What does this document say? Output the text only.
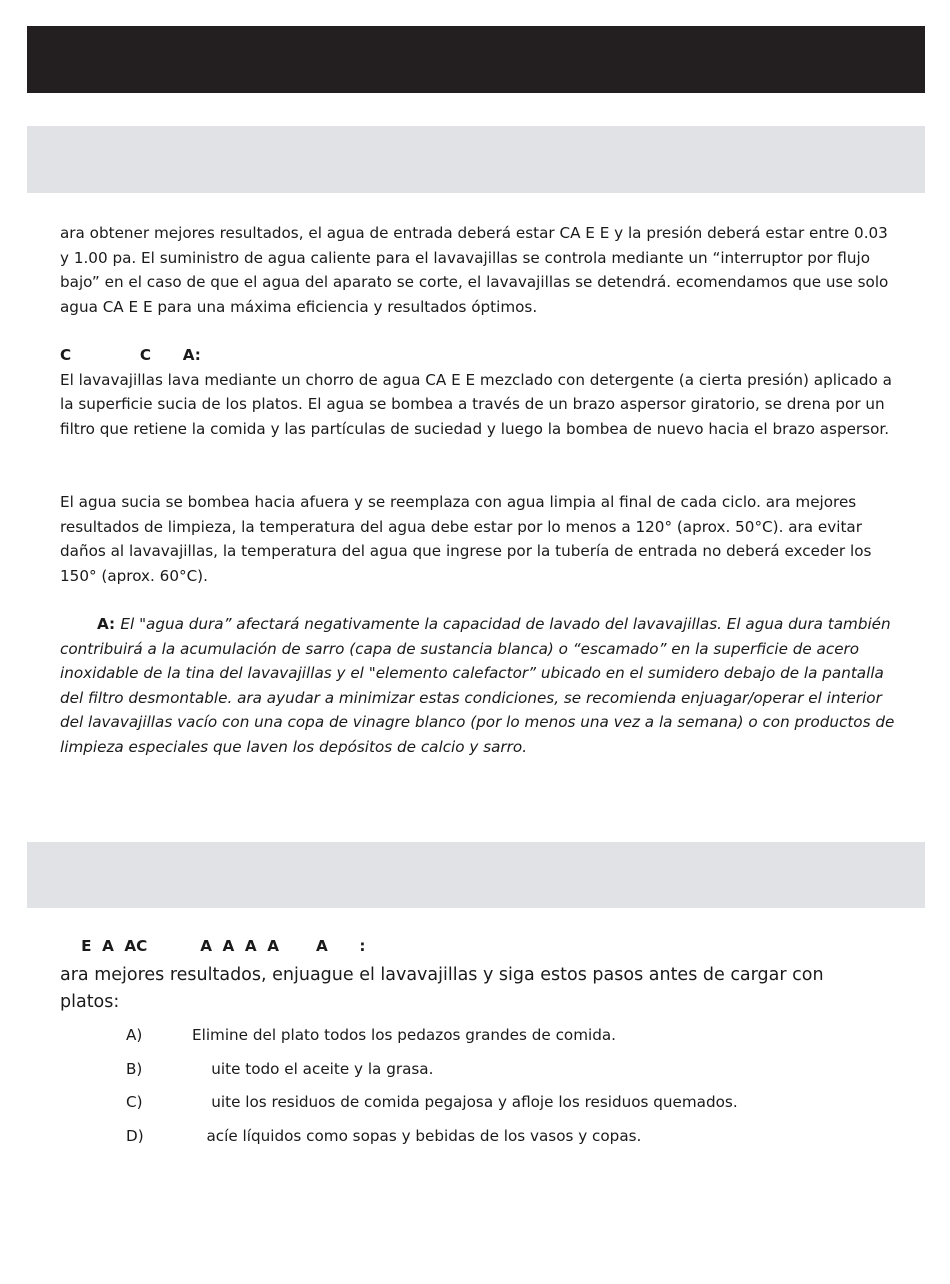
ara obtener mejores resultados, el agua de entrada deberá estar CA E E y la presión deberá estar entre 0.03 y 1.00 pa. El suministro de agua caliente para el lavavajillas se controla mediante un “interruptor por flujo bajo” en el caso de que el agua del aparato se corte, el lavavajillas se detendrá. ecomendamos que use solo agua CA E E para una máxima eficiencia y resultados óptimos.
C             C      A:
El lavavajillas lava mediante un chorro de agua CA E E mezclado con detergente (a cierta presión) aplicado a la superficie sucia de los platos. El agua se bombea a través de un brazo aspersor giratorio, se drena por un filtro que retiene la comida y las partículas de suciedad y luego la bombea de nuevo hacia el brazo aspersor.
El agua sucia se bombea hacia afuera y se reemplaza con agua limpia al final de cada ciclo. ara mejores resultados de limpieza, la temperatura del agua debe estar por lo menos a 120° (aprox. 50°C). ara evitar daños al lavavajillas, la temperatura del agua que ingrese por la tubería de entrada no deberá exceder los 150° (aprox. 60°C).
A: El "agua dura” afectará negativamente la capacidad de lavado del lavavajillas. El agua dura también contribuirá a la acumulación de sarro (capa de sustancia blanca) o “escamado” en la superficie de acero inoxidable de la tina del lavavajillas y el "elemento calefactor” ubicado en el sumidero debajo de la pantalla del filtro desmontable. ara ayudar a minimizar estas condiciones, se recomienda enjuagar/operar el interior del lavavajillas vacío con una copa de vinagre blanco (por lo menos una vez a la semana) o con productos de limpieza especiales que laven los depósitos de calcio y sarro.
E  A  AC          A  A  A  A       A      :
ara mejores resultados, enjuague el lavavajillas y siga estos pasos antes de cargar con platos:
A)	Elimine del plato todos los pedazos grandes de comida.
B)	uite todo el aceite y la grasa.
C)	uite los residuos de comida pegajosa y afloje los residuos quemados.
D)	acíe líquidos como sopas y bebidas de los vasos y copas.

==============================

Print the complete listing exactly as it stands, without its pictures.

What does this document say? Output the text only.
ara obtener mejores resultados, el agua de entrada deberá estar CA E E y la presión deberá estar entre 0.03 y 1.00 pa. El suministro de agua caliente para el lavavajillas se controla mediante un “interruptor por flujo bajo” en el caso de que el agua del aparato se corte, el lavavajillas se detendrá. ecomendamos que use solo agua CA E E para una máxima eficiencia y resultados óptimos.
C             C      A:
El lavavajillas lava mediante un chorro de agua CA E E mezclado con detergente (a cierta presión) aplicado a la superficie sucia de los platos. El agua se bombea a través de un brazo aspersor giratorio, se drena por un filtro que retiene la comida y las partículas de suciedad y luego la bombea de nuevo hacia el brazo aspersor.
El agua sucia se bombea hacia afuera y se reemplaza con agua limpia al final de cada ciclo. ara mejores resultados de limpieza, la temperatura del agua debe estar por lo menos a 120° (aprox. 50°C). ara evitar daños al lavavajillas, la temperatura del agua que ingrese por la tubería de entrada no deberá exceder los 150° (aprox. 60°C).
A: El "agua dura” afectará negativamente la capacidad de lavado del lavavajillas. El agua dura también contribuirá a la acumulación de sarro (capa de sustancia blanca) o “escamado” en la superficie de acero inoxidable de la tina del lavavajillas y el "elemento calefactor” ubicado en el sumidero debajo de la pantalla del filtro desmontable. ara ayudar a minimizar estas condiciones, se recomienda enjuagar/operar el interior del lavavajillas vacío con una copa de vinagre blanco (por lo menos una vez a la semana) o con productos de limpieza especiales que laven los depósitos de calcio y sarro.
E  A  AC          A  A  A  A       A      :
ara mejores resultados, enjuague el lavavajillas y siga estos pasos antes de cargar con platos:
A)	Elimine del plato todos los pedazos grandes de comida.
B)	uite todo el aceite y la grasa.
C)	uite los residuos de comida pegajosa y afloje los residuos quemados.
D)	acíe líquidos como sopas y bebidas de los vasos y copas.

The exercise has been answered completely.